Copy every line of the material below word for word.
* start Data for the task *
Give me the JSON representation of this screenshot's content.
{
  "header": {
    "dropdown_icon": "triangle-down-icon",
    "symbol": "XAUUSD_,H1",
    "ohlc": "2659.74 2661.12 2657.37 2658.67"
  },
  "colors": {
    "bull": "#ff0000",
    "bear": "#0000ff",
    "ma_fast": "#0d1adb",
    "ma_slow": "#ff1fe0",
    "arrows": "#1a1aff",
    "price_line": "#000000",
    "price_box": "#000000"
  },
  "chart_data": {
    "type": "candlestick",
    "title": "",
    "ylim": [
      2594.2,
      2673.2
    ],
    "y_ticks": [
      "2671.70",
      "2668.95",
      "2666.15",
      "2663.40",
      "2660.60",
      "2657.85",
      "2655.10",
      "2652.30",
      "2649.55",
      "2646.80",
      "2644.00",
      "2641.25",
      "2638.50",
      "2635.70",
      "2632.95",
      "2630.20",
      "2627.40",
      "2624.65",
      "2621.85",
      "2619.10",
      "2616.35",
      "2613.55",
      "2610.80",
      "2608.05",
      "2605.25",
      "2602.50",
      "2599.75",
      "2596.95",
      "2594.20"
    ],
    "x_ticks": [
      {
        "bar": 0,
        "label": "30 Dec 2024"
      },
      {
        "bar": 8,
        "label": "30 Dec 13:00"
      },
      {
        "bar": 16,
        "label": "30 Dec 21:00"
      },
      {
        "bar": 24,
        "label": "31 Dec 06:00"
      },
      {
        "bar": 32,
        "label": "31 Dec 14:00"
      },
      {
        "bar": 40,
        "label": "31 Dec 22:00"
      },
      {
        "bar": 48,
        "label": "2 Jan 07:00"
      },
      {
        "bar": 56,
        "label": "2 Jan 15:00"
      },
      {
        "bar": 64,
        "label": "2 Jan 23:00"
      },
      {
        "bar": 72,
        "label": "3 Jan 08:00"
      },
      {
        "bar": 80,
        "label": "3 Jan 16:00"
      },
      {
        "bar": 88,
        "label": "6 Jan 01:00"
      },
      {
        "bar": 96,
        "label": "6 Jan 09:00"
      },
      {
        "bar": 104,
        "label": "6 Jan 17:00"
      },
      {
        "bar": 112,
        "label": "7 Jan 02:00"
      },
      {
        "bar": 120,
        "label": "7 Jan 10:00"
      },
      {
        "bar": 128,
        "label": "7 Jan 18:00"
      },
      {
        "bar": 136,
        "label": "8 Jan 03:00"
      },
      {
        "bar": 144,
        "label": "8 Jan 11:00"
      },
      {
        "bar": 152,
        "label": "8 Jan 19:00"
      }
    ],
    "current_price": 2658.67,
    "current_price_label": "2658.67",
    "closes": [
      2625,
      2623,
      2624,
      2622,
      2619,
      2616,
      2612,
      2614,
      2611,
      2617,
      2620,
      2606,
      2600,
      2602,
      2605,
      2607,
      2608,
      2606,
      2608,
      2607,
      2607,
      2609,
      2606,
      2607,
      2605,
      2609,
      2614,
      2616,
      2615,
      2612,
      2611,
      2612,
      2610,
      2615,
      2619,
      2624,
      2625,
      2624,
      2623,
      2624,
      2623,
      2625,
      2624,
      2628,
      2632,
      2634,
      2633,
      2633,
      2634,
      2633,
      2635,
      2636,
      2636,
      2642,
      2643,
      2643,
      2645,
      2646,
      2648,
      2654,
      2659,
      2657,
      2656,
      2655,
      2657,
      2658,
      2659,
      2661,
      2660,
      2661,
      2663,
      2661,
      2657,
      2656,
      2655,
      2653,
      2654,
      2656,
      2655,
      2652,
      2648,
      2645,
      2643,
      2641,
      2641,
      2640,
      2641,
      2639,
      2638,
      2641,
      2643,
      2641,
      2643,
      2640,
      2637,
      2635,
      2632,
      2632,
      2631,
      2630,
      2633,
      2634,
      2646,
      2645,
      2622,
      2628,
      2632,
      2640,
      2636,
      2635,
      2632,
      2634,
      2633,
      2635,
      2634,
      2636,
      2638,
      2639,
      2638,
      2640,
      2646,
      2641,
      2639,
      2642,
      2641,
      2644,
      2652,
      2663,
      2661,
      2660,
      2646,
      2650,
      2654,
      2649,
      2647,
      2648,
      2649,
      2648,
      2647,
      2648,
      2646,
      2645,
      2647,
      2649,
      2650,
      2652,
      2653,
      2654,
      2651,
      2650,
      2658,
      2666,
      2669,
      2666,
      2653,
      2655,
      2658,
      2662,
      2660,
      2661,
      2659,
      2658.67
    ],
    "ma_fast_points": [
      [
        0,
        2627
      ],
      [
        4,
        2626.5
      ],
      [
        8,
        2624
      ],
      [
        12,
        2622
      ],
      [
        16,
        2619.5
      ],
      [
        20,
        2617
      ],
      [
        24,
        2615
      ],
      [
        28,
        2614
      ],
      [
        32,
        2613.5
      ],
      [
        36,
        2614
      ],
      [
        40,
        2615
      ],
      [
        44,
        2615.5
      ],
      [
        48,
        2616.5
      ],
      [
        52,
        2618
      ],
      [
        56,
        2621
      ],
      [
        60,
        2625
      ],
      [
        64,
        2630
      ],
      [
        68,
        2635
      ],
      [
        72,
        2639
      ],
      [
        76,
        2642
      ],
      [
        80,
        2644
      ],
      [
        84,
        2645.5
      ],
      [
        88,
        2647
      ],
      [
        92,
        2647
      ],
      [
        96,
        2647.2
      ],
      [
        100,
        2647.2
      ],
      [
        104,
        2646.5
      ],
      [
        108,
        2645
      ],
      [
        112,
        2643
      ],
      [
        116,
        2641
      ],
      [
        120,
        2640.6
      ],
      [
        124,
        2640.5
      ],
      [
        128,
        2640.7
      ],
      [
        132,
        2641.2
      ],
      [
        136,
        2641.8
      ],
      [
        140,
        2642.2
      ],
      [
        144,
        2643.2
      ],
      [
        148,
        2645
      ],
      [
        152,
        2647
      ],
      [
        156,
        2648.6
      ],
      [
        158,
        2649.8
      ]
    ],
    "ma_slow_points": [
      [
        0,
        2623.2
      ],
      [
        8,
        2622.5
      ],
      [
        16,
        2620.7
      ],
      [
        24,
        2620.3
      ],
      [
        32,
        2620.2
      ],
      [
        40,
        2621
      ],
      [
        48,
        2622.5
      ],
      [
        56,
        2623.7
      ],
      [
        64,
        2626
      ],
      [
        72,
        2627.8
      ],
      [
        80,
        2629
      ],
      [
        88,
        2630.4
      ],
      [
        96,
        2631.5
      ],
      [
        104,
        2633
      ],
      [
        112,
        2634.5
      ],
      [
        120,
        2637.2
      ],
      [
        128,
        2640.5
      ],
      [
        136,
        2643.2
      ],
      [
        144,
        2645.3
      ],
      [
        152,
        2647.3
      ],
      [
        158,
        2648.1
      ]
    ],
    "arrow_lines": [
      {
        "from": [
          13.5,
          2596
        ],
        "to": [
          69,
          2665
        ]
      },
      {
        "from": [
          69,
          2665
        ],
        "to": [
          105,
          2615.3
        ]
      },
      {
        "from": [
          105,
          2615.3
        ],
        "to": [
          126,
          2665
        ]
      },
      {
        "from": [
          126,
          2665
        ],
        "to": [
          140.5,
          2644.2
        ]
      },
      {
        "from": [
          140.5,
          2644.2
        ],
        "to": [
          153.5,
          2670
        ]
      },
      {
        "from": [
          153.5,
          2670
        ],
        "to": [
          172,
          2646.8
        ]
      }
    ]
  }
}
* end Data for the task *
◆ Exercise output
Give me the JSON representation of this screenshot's content.
{
  "header": {
    "dropdown_icon": "triangle-down-icon",
    "symbol": "XAUUSD_,H1",
    "ohlc": "2659.74 2661.12 2657.37 2658.67"
  },
  "colors": {
    "bull": "#ff0000",
    "bear": "#0000ff",
    "ma_fast": "#0d1adb",
    "ma_slow": "#ff1fe0",
    "arrows": "#1a1aff",
    "price_line": "#000000",
    "price_box": "#000000"
  },
  "chart_data": {
    "type": "candlestick",
    "title": "",
    "ylim": [
      2594.2,
      2673.2
    ],
    "y_ticks": [
      "2671.70",
      "2668.95",
      "2666.15",
      "2663.40",
      "2660.60",
      "2657.85",
      "2655.10",
      "2652.30",
      "2649.55",
      "2646.80",
      "2644.00",
      "2641.25",
      "2638.50",
      "2635.70",
      "2632.95",
      "2630.20",
      "2627.40",
      "2624.65",
      "2621.85",
      "2619.10",
      "2616.35",
      "2613.55",
      "2610.80",
      "2608.05",
      "2605.25",
      "2602.50",
      "2599.75",
      "2596.95",
      "2594.20"
    ],
    "x_ticks": [
      {
        "bar": 0,
        "label": "30 Dec 2024"
      },
      {
        "bar": 8,
        "label": "30 Dec 13:00"
      },
      {
        "bar": 16,
        "label": "30 Dec 21:00"
      },
      {
        "bar": 24,
        "label": "31 Dec 06:00"
      },
      {
        "bar": 32,
        "label": "31 Dec 14:00"
      },
      {
        "bar": 40,
        "label": "31 Dec 22:00"
      },
      {
        "bar": 48,
        "label": "2 Jan 07:00"
      },
      {
        "bar": 56,
        "label": "2 Jan 15:00"
      },
      {
        "bar": 64,
        "label": "2 Jan 23:00"
      },
      {
        "bar": 72,
        "label": "3 Jan 08:00"
      },
      {
        "bar": 80,
        "label": "3 Jan 16:00"
      },
      {
        "bar": 88,
        "label": "6 Jan 01:00"
      },
      {
        "bar": 96,
        "label": "6 Jan 09:00"
      },
      {
        "bar": 104,
        "label": "6 Jan 17:00"
      },
      {
        "bar": 112,
        "label": "7 Jan 02:00"
      },
      {
        "bar": 120,
        "label": "7 Jan 10:00"
      },
      {
        "bar": 128,
        "label": "7 Jan 18:00"
      },
      {
        "bar": 136,
        "label": "8 Jan 03:00"
      },
      {
        "bar": 144,
        "label": "8 Jan 11:00"
      },
      {
        "bar": 152,
        "label": "8 Jan 19:00"
      }
    ],
    "current_price": 2658.67,
    "current_price_label": "2658.67",
    "closes": [
      2625,
      2623,
      2624,
      2622,
      2619,
      2616,
      2612,
      2614,
      2611,
      2617,
      2620,
      2606,
      2600,
      2602,
      2605,
      2607,
      2608,
      2606,
      2608,
      2607,
      2607,
      2609,
      2606,
      2607,
      2605,
      2609,
      2614,
      2616,
      2615,
      2612,
      2611,
      2612,
      2610,
      2615,
      2619,
      2624,
      2625,
      2624,
      2623,
      2624,
      2623,
      2625,
      2624,
      2628,
      2632,
      2634,
      2633,
      2633,
      2634,
      2633,
      2635,
      2636,
      2636,
      2642,
      2643,
      2643,
      2645,
      2646,
      2648,
      2654,
      2659,
      2657,
      2656,
      2655,
      2657,
      2658,
      2659,
      2661,
      2660,
      2661,
      2663,
      2661,
      2657,
      2656,
      2655,
      2653,
      2654,
      2656,
      2655,
      2652,
      2648,
      2645,
      2643,
      2641,
      2641,
      2640,
      2641,
      2639,
      2638,
      2641,
      2643,
      2641,
      2643,
      2640,
      2637,
      2635,
      2632,
      2632,
      2631,
      2630,
      2633,
      2634,
      2646,
      2645,
      2622,
      2628,
      2632,
      2640,
      2636,
      2635,
      2632,
      2634,
      2633,
      2635,
      2634,
      2636,
      2638,
      2639,
      2638,
      2640,
      2646,
      2641,
      2639,
      2642,
      2641,
      2644,
      2652,
      2663,
      2661,
      2660,
      2646,
      2650,
      2654,
      2649,
      2647,
      2648,
      2649,
      2648,
      2647,
      2648,
      2646,
      2645,
      2647,
      2649,
      2650,
      2652,
      2653,
      2654,
      2651,
      2650,
      2658,
      2666,
      2669,
      2666,
      2653,
      2655,
      2658,
      2662,
      2660,
      2661,
      2659,
      2658.67
    ],
    "ma_fast_points": [
      [
        0,
        2627
      ],
      [
        4,
        2626.5
      ],
      [
        8,
        2624
      ],
      [
        12,
        2622
      ],
      [
        16,
        2619.5
      ],
      [
        20,
        2617
      ],
      [
        24,
        2615
      ],
      [
        28,
        2614
      ],
      [
        32,
        2613.5
      ],
      [
        36,
        2614
      ],
      [
        40,
        2615
      ],
      [
        44,
        2615.5
      ],
      [
        48,
        2616.5
      ],
      [
        52,
        2618
      ],
      [
        56,
        2621
      ],
      [
        60,
        2625
      ],
      [
        64,
        2630
      ],
      [
        68,
        2635
      ],
      [
        72,
        2639
      ],
      [
        76,
        2642
      ],
      [
        80,
        2644
      ],
      [
        84,
        2645.5
      ],
      [
        88,
        2647
      ],
      [
        92,
        2647
      ],
      [
        96,
        2647.2
      ],
      [
        100,
        2647.2
      ],
      [
        104,
        2646.5
      ],
      [
        108,
        2645
      ],
      [
        112,
        2643
      ],
      [
        116,
        2641
      ],
      [
        120,
        2640.6
      ],
      [
        124,
        2640.5
      ],
      [
        128,
        2640.7
      ],
      [
        132,
        2641.2
      ],
      [
        136,
        2641.8
      ],
      [
        140,
        2642.2
      ],
      [
        144,
        2643.2
      ],
      [
        148,
        2645
      ],
      [
        152,
        2647
      ],
      [
        156,
        2648.6
      ],
      [
        158,
        2649.8
      ]
    ],
    "ma_slow_points": [
      [
        0,
        2623.2
      ],
      [
        8,
        2622.5
      ],
      [
        16,
        2620.7
      ],
      [
        24,
        2620.3
      ],
      [
        32,
        2620.2
      ],
      [
        40,
        2621
      ],
      [
        48,
        2622.5
      ],
      [
        56,
        2623.7
      ],
      [
        64,
        2626
      ],
      [
        72,
        2627.8
      ],
      [
        80,
        2629
      ],
      [
        88,
        2630.4
      ],
      [
        96,
        2631.5
      ],
      [
        104,
        2633
      ],
      [
        112,
        2634.5
      ],
      [
        120,
        2637.2
      ],
      [
        128,
        2640.5
      ],
      [
        136,
        2643.2
      ],
      [
        144,
        2645.3
      ],
      [
        152,
        2647.3
      ],
      [
        158,
        2648.1
      ]
    ],
    "arrow_lines": [
      {
        "from": [
          13.5,
          2596
        ],
        "to": [
          69,
          2665
        ]
      },
      {
        "from": [
          69,
          2665
        ],
        "to": [
          105,
          2615.3
        ]
      },
      {
        "from": [
          105,
          2615.3
        ],
        "to": [
          126,
          2665
        ]
      },
      {
        "from": [
          126,
          2665
        ],
        "to": [
          140.5,
          2644.2
        ]
      },
      {
        "from": [
          140.5,
          2644.2
        ],
        "to": [
          153.5,
          2670
        ]
      },
      {
        "from": [
          153.5,
          2670
        ],
        "to": [
          172,
          2646.8
        ]
      }
    ]
  }
}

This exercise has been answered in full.